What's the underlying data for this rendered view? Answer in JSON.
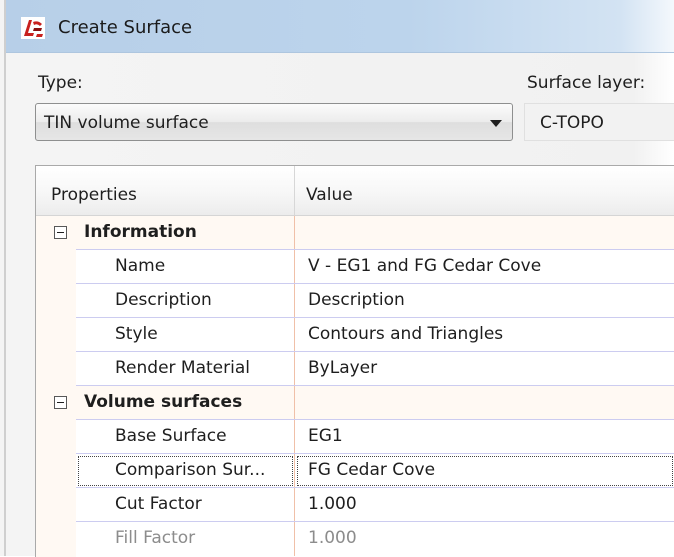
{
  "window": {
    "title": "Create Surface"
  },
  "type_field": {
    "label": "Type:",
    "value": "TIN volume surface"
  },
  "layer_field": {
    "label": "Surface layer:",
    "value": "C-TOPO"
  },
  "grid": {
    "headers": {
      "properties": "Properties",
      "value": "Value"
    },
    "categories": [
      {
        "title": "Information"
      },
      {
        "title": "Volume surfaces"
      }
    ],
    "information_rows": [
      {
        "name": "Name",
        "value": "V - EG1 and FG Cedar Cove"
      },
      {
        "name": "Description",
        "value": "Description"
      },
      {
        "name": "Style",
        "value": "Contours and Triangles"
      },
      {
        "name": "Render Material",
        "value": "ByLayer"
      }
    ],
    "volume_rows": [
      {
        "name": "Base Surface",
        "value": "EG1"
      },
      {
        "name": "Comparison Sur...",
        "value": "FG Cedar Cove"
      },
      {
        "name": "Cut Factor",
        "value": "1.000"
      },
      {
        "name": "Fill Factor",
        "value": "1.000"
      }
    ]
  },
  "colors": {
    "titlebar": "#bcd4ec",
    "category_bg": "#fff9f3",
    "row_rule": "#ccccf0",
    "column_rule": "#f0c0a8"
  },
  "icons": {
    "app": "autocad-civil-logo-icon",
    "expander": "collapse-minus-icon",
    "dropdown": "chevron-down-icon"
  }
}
##############################
WHAT TO WORK ON: Leave the pictures out and copy the rest of the data exactly.

TASK RESULT:
What's the underlying data for this rendered view? Answer in JSON.
{
  "window": {
    "title": "Create Surface"
  },
  "type_field": {
    "label": "Type:",
    "value": "TIN volume surface"
  },
  "layer_field": {
    "label": "Surface layer:",
    "value": "C-TOPO"
  },
  "grid": {
    "headers": {
      "properties": "Properties",
      "value": "Value"
    },
    "categories": [
      {
        "title": "Information"
      },
      {
        "title": "Volume surfaces"
      }
    ],
    "information_rows": [
      {
        "name": "Name",
        "value": "V - EG1 and FG Cedar Cove"
      },
      {
        "name": "Description",
        "value": "Description"
      },
      {
        "name": "Style",
        "value": "Contours and Triangles"
      },
      {
        "name": "Render Material",
        "value": "ByLayer"
      }
    ],
    "volume_rows": [
      {
        "name": "Base Surface",
        "value": "EG1"
      },
      {
        "name": "Comparison Sur...",
        "value": "FG Cedar Cove"
      },
      {
        "name": "Cut Factor",
        "value": "1.000"
      },
      {
        "name": "Fill Factor",
        "value": "1.000"
      }
    ]
  },
  "colors": {
    "titlebar": "#bcd4ec",
    "category_bg": "#fff9f3",
    "row_rule": "#ccccf0",
    "column_rule": "#f0c0a8"
  },
  "icons": {
    "app": "autocad-civil-logo-icon",
    "expander": "collapse-minus-icon",
    "dropdown": "chevron-down-icon"
  }
}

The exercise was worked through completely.